What you will do: List each line in the material below that contains the string "burst".

Records from a collection:
begin

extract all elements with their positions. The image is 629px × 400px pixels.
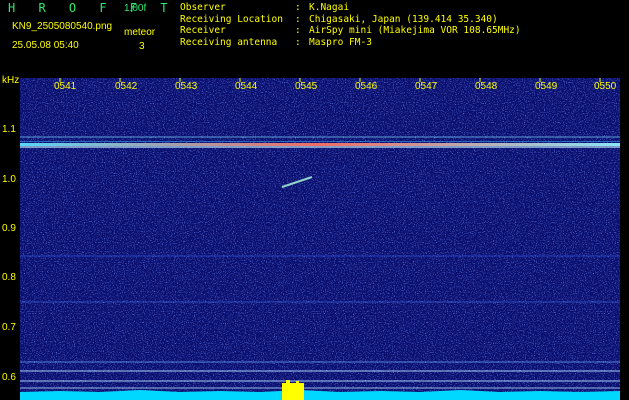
carrier-band — [20, 143, 620, 146]
filename-label: KN9_2505080540.png — [12, 21, 113, 32]
x-tick-label: 0544 — [235, 81, 258, 92]
x-tick-label: 0547 — [415, 81, 438, 92]
y-tick-label: 1.0 — [2, 174, 16, 185]
x-tick-label: 0545 — [295, 81, 318, 92]
carrier-band-upper — [20, 141, 620, 142]
carrier-band-lower — [20, 146, 620, 148]
meteor-burst-peak — [296, 381, 299, 384]
info-value: Chigasaki, Japan (139.414 35.340) — [309, 13, 498, 25]
meteor-label: meteor — [124, 27, 156, 38]
info-value: AirSpy mini (Miakejima VOR 108.65MHz) — [309, 25, 521, 36]
header-panel: H R O F F T 1.00f KN9_2505080540.png 25.… — [0, 0, 629, 72]
spectrogram-display — [20, 78, 620, 400]
noise-layer — [20, 78, 620, 400]
version-label: 1.00f — [124, 3, 147, 14]
info-key: Receiving Location — [180, 13, 283, 25]
info-key: Receiver — [180, 25, 226, 36]
info-row-antenna: Receiving antenna: Maspro FM-3 — [180, 37, 521, 49]
info-value: K.Nagai — [309, 2, 350, 13]
x-tick-label: 0542 — [115, 81, 138, 92]
app-title: H R O F F T — [8, 1, 176, 15]
observation-info: Observer: K.Nagai Receiving Location: Chig… — [180, 2, 521, 48]
x-tick-label: 0546 — [355, 81, 378, 92]
info-separator: : — [295, 25, 301, 36]
y-tick-label: 0.7 — [2, 322, 16, 333]
spectrogram-svg — [20, 78, 620, 400]
y-tick-label: 0.6 — [2, 372, 16, 383]
x-tick-label: 0550 — [594, 81, 617, 92]
signal-strength-strip — [20, 392, 620, 400]
info-row-receiver: Receiver: AirSpy mini (Miakejima VOR 108.… — [180, 25, 521, 37]
y-tick-label: 0.9 — [2, 223, 16, 234]
x-tick-label: 0541 — [54, 81, 77, 92]
info-separator: : — [295, 2, 301, 13]
x-tick-label: 0548 — [475, 81, 498, 92]
x-tick-label: 0549 — [535, 81, 558, 92]
datetime-label: 25.05.08 05:40 — [12, 40, 79, 51]
info-separator: : — [295, 13, 301, 25]
info-value: Maspro FM-3 — [309, 36, 372, 48]
info-key: Observer — [180, 2, 226, 13]
meteor-burst-peak — [286, 380, 290, 384]
y-axis-unit: kHz — [2, 75, 20, 86]
info-row-location: Receiving Location: Chigasaki, Japan (139… — [180, 14, 521, 26]
meteor-count: 3 — [139, 41, 145, 52]
info-row-observer: Observer: K.Nagai — [180, 2, 521, 14]
info-separator: : — [295, 36, 301, 48]
y-tick-label: 0.8 — [2, 272, 16, 283]
x-tick-label: 0543 — [175, 81, 198, 92]
y-tick-label: 1.1 — [2, 124, 16, 135]
info-key: Receiving antenna — [180, 36, 278, 48]
meteor-burst-marker — [282, 383, 304, 400]
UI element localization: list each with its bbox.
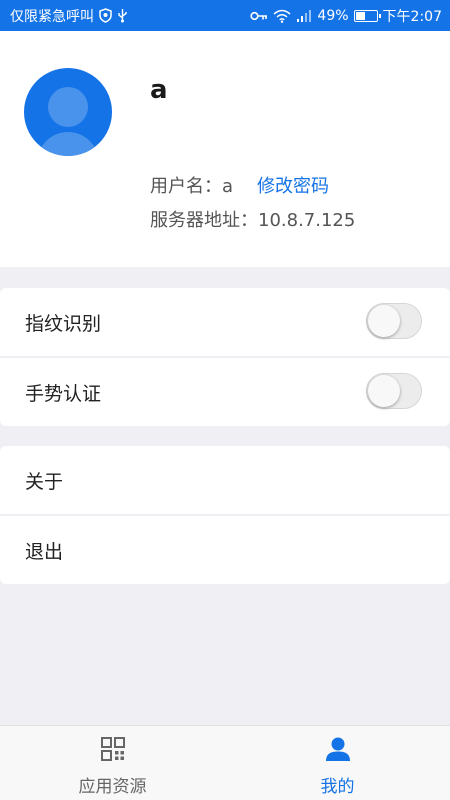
username-label: 用户名： <box>150 176 222 197</box>
security-settings-group: 指纹识别 手势认证 <box>0 288 450 426</box>
tab-app-resources[interactable]: 应用资源 <box>0 726 225 800</box>
clock: 下午2:07 <box>382 8 442 25</box>
logout-item[interactable]: 退出 <box>0 516 450 584</box>
gesture-toggle[interactable] <box>366 373 422 409</box>
gesture-label: 手势认证 <box>25 382 102 405</box>
status-bar: 仅限紧急呼叫 49% 下午2:07 <box>0 0 450 31</box>
fingerprint-label: 指纹识别 <box>25 312 102 335</box>
fingerprint-toggle[interactable] <box>366 303 422 339</box>
battery-percent: 49% <box>317 7 349 24</box>
username-row: 用户名： a 修改密码 <box>150 172 329 198</box>
server-label: 服务器地址： <box>150 210 258 231</box>
toggle-knob <box>368 305 400 337</box>
tab-mine[interactable]: 我的 <box>225 726 450 800</box>
key-icon <box>250 11 268 21</box>
avatar-body-shape <box>37 132 99 156</box>
server-value: 10.8.7.125 <box>258 210 356 231</box>
username-value: a <box>222 176 234 197</box>
bottom-nav: 应用资源 我的 <box>0 725 450 800</box>
toggle-knob <box>368 375 400 407</box>
profile-name: a <box>150 75 168 105</box>
change-password-link[interactable]: 修改密码 <box>257 172 329 198</box>
profile-card: a 用户名： a 修改密码 服务器地址： 10.8.7.125 <box>0 31 450 267</box>
grid-icon <box>100 736 126 766</box>
battery-icon <box>353 9 381 22</box>
fingerprint-setting[interactable]: 指纹识别 <box>0 288 450 356</box>
server-row: 服务器地址： 10.8.7.125 <box>150 206 355 232</box>
signal-icon <box>296 9 312 23</box>
tab-app-resources-label: 应用资源 <box>78 777 147 797</box>
about-label: 关于 <box>25 470 64 493</box>
status-left: 仅限紧急呼叫 <box>10 6 128 26</box>
usb-icon <box>117 8 128 23</box>
person-icon <box>325 736 351 766</box>
logout-label: 退出 <box>25 540 64 563</box>
status-right: 49% 下午2:07 <box>250 6 442 26</box>
battery-fill <box>355 11 366 20</box>
gesture-setting[interactable]: 手势认证 <box>0 358 450 426</box>
about-item[interactable]: 关于 <box>0 446 450 514</box>
shield-icon <box>99 8 112 23</box>
tab-mine-label: 我的 <box>320 777 355 797</box>
avatar-head-shape <box>48 87 88 127</box>
wifi-icon <box>273 9 291 23</box>
avatar[interactable] <box>24 68 112 156</box>
general-settings-group: 关于 退出 <box>0 446 450 584</box>
carrier-text: 仅限紧急呼叫 <box>10 8 94 25</box>
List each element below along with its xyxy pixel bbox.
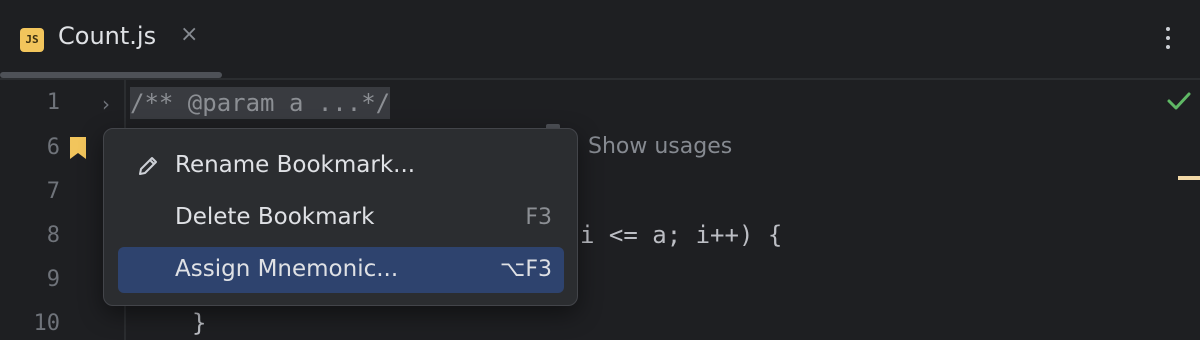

end

Final result:
meteor-burst-peak — [296, 381, 299, 384]
meteor-burst-peak — [286, 380, 290, 384]
meteor-burst-marker — [282, 383, 304, 400]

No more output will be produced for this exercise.